**Dataset entries**.

•••

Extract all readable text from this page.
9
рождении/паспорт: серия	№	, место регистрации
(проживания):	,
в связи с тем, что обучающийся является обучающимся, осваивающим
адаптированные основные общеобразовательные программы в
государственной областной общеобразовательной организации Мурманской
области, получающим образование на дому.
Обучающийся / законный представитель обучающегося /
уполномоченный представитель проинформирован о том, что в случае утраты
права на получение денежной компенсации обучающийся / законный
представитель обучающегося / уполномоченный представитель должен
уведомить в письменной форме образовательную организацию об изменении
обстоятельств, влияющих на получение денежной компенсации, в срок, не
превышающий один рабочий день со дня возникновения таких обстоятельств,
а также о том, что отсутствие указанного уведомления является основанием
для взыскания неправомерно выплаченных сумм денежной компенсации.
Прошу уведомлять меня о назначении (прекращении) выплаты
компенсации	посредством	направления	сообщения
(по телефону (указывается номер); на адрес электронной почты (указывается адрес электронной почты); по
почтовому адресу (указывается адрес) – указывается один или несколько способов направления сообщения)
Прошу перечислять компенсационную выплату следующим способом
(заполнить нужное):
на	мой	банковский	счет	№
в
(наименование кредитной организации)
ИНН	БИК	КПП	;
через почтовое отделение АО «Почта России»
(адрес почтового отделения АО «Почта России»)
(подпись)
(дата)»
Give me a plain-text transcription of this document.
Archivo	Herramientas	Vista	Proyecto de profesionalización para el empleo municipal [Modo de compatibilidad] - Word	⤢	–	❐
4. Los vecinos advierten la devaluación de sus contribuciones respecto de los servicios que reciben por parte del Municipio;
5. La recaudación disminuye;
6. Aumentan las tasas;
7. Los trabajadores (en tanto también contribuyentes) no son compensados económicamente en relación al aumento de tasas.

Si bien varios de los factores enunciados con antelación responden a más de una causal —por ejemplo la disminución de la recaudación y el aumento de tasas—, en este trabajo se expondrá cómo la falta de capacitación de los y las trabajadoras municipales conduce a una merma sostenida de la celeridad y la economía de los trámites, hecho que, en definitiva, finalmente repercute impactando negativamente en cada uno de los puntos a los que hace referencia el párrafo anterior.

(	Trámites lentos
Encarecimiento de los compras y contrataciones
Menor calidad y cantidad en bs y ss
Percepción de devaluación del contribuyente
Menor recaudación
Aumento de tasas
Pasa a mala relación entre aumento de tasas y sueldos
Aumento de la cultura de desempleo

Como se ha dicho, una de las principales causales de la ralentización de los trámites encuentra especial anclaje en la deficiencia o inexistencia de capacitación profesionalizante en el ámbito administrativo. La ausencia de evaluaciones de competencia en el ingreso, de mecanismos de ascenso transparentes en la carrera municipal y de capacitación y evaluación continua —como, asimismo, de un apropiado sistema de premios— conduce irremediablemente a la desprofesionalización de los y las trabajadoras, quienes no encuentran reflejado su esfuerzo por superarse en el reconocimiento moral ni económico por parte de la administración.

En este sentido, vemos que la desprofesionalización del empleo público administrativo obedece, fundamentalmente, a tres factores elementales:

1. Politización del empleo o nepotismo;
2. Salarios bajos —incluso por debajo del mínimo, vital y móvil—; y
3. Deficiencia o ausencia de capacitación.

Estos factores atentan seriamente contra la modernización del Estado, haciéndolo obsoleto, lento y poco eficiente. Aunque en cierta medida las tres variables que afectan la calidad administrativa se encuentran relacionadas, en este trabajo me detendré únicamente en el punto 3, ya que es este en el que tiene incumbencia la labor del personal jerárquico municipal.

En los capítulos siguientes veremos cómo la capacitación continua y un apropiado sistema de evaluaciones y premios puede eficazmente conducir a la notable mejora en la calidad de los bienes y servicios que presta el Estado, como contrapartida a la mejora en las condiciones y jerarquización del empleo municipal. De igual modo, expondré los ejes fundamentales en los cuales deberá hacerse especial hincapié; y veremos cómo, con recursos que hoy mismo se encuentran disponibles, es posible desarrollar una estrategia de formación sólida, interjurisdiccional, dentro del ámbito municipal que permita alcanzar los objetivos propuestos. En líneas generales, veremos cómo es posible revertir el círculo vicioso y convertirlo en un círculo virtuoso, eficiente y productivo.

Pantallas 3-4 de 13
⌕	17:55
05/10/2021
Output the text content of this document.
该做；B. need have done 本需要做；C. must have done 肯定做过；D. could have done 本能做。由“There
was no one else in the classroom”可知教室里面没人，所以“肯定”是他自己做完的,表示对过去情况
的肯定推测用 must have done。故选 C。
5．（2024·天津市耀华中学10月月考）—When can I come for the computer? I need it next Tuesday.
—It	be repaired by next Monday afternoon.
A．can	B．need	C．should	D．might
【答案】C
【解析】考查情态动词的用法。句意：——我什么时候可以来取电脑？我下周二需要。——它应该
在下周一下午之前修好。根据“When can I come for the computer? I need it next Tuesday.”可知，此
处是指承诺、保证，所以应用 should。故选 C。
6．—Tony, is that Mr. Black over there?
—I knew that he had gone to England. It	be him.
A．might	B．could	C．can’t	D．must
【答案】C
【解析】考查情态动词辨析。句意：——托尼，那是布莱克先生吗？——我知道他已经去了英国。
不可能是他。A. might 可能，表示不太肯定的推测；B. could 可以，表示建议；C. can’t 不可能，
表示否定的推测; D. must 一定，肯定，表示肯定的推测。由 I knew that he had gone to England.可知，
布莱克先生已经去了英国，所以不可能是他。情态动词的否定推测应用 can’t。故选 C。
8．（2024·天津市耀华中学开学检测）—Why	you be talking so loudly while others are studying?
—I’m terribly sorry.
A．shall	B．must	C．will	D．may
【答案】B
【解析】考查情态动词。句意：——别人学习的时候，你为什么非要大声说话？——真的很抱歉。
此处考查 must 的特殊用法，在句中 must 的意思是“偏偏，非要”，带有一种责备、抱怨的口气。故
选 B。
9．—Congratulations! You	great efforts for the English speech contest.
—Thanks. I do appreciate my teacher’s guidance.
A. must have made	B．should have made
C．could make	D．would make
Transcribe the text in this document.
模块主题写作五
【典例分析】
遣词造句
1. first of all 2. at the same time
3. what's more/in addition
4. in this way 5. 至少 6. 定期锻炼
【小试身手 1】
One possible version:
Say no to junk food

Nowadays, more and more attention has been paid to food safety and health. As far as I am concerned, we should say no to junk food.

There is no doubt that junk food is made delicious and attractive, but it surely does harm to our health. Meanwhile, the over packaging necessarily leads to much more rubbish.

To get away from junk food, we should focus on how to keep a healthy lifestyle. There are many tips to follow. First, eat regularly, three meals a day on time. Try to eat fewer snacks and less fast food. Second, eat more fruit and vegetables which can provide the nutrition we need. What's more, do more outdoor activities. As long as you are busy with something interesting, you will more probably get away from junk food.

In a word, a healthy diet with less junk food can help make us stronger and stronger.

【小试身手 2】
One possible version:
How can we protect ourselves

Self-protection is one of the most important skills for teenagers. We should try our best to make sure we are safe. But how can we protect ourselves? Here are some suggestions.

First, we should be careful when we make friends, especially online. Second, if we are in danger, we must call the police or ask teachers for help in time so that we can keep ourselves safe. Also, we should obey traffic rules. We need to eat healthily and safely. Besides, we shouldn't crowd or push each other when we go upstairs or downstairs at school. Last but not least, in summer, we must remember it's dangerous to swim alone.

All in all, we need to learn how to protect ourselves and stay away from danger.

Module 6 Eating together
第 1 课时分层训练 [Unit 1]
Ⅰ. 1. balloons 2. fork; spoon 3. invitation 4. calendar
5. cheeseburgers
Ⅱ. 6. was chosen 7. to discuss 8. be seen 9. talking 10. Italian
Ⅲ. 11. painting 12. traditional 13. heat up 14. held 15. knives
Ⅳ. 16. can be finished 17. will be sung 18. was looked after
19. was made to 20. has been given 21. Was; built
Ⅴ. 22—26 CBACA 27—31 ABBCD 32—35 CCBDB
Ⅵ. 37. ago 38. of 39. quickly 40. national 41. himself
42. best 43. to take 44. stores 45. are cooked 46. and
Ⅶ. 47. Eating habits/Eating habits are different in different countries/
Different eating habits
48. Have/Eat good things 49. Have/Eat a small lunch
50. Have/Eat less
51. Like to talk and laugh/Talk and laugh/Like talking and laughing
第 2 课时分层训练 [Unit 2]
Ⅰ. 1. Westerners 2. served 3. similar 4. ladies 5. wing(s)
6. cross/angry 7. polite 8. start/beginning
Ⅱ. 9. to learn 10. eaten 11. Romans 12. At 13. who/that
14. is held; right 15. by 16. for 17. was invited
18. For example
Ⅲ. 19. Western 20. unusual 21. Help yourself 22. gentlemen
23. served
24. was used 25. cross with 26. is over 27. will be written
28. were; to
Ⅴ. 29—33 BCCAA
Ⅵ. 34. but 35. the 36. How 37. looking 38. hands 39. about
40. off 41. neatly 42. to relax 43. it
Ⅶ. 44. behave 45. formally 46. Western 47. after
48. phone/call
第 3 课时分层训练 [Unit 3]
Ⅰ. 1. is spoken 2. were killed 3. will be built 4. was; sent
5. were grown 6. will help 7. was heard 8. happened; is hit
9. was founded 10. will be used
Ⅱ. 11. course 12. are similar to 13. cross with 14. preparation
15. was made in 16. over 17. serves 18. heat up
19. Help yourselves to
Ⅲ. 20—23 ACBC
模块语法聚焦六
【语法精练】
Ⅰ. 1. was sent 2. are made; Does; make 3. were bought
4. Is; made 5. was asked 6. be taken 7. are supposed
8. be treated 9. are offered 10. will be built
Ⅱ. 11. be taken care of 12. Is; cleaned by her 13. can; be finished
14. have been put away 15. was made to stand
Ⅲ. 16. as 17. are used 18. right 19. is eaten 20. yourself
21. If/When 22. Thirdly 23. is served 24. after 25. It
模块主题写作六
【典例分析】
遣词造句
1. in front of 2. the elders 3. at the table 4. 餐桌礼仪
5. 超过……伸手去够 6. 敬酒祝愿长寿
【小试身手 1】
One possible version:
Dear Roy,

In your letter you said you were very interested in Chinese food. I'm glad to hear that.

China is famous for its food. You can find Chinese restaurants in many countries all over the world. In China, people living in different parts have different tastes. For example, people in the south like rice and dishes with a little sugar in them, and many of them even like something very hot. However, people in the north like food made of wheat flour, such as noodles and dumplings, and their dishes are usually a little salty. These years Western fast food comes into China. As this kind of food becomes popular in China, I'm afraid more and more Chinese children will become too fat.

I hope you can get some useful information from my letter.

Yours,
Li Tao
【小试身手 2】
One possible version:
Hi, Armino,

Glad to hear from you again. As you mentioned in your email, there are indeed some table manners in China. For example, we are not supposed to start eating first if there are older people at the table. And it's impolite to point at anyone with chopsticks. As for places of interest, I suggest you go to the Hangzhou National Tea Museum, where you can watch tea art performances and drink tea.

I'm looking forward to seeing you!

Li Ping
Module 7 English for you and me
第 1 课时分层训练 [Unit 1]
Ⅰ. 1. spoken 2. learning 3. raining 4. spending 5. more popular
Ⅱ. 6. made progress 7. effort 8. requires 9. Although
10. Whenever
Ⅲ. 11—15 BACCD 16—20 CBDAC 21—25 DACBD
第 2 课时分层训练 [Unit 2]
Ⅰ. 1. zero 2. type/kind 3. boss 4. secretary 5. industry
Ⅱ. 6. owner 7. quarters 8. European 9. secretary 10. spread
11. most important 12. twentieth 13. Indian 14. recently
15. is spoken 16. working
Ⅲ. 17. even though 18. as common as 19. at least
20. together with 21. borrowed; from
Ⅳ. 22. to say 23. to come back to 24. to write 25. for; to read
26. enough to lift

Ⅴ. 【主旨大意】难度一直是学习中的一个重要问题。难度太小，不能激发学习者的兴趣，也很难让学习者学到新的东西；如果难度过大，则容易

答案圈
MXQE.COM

•••

**GIVEN EXERCISE**.
From the entries above, extract every line where the word "сообщения" appears.

**FINAL RESULT**.
компенсации	посредством	направления	сообщения
почтовому адресу (указывается адрес) – указывается один или несколько способов направления сообщения)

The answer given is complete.